* _Supplied data_:
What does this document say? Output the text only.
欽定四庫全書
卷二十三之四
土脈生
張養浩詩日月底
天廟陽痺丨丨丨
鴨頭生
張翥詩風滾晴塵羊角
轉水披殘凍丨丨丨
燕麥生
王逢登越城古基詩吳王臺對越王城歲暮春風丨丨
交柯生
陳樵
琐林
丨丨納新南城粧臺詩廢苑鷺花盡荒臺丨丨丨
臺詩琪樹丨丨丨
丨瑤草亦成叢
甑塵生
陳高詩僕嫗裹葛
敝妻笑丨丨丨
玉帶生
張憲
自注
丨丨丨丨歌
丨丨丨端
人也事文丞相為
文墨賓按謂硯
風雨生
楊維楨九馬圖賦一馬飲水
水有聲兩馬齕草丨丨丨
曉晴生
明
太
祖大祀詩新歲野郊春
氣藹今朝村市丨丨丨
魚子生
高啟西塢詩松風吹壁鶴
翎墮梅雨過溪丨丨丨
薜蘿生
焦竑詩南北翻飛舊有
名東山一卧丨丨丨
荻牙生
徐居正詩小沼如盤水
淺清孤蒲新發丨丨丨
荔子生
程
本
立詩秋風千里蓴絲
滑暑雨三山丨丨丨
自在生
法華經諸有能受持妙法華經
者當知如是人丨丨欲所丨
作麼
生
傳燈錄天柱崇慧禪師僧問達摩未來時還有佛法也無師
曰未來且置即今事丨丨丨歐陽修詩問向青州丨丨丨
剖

* _Written task_: Copy all of the data exactly.

* _Answer to the task_:
What does this document say? Output the text only.
欽定四庫全書
卷二十三之四
土脈生
張養浩詩日月底
天廟陽痺丨丨丨
鴨頭生
張翥詩風滾晴塵羊角
轉水披殘凍丨丨丨
燕麥生
王逢登越城古基詩吳王臺對越王城歲暮春風丨丨
交柯生
陳樵
琐林
丨丨納新南城粧臺詩廢苑鷺花盡荒臺丨丨丨
臺詩琪樹丨丨丨
丨瑤草亦成叢
甑塵生
陳高詩僕嫗裹葛
敝妻笑丨丨丨
玉帶生
張憲
自注
丨丨丨丨歌
丨丨丨端
人也事文丞相為
文墨賓按謂硯
風雨生
楊維楨九馬圖賦一馬飲水
水有聲兩馬齕草丨丨丨
曉晴生
明
太
祖大祀詩新歲野郊春
氣藹今朝村市丨丨丨
魚子生
高啟西塢詩松風吹壁鶴
翎墮梅雨過溪丨丨丨
薜蘿生
焦竑詩南北翻飛舊有
名東山一卧丨丨丨
荻牙生
徐居正詩小沼如盤水
淺清孤蒲新發丨丨丨
荔子生
程
本
立詩秋風千里蓴絲
滑暑雨三山丨丨丨
自在生
法華經諸有能受持妙法華經
者當知如是人丨丨欲所丨
作麼
生
傳燈錄天柱崇慧禪師僧問達摩未來時還有佛法也無師
曰未來且置即今事丨丨丨歐陽修詩問向青州丨丨丨
剖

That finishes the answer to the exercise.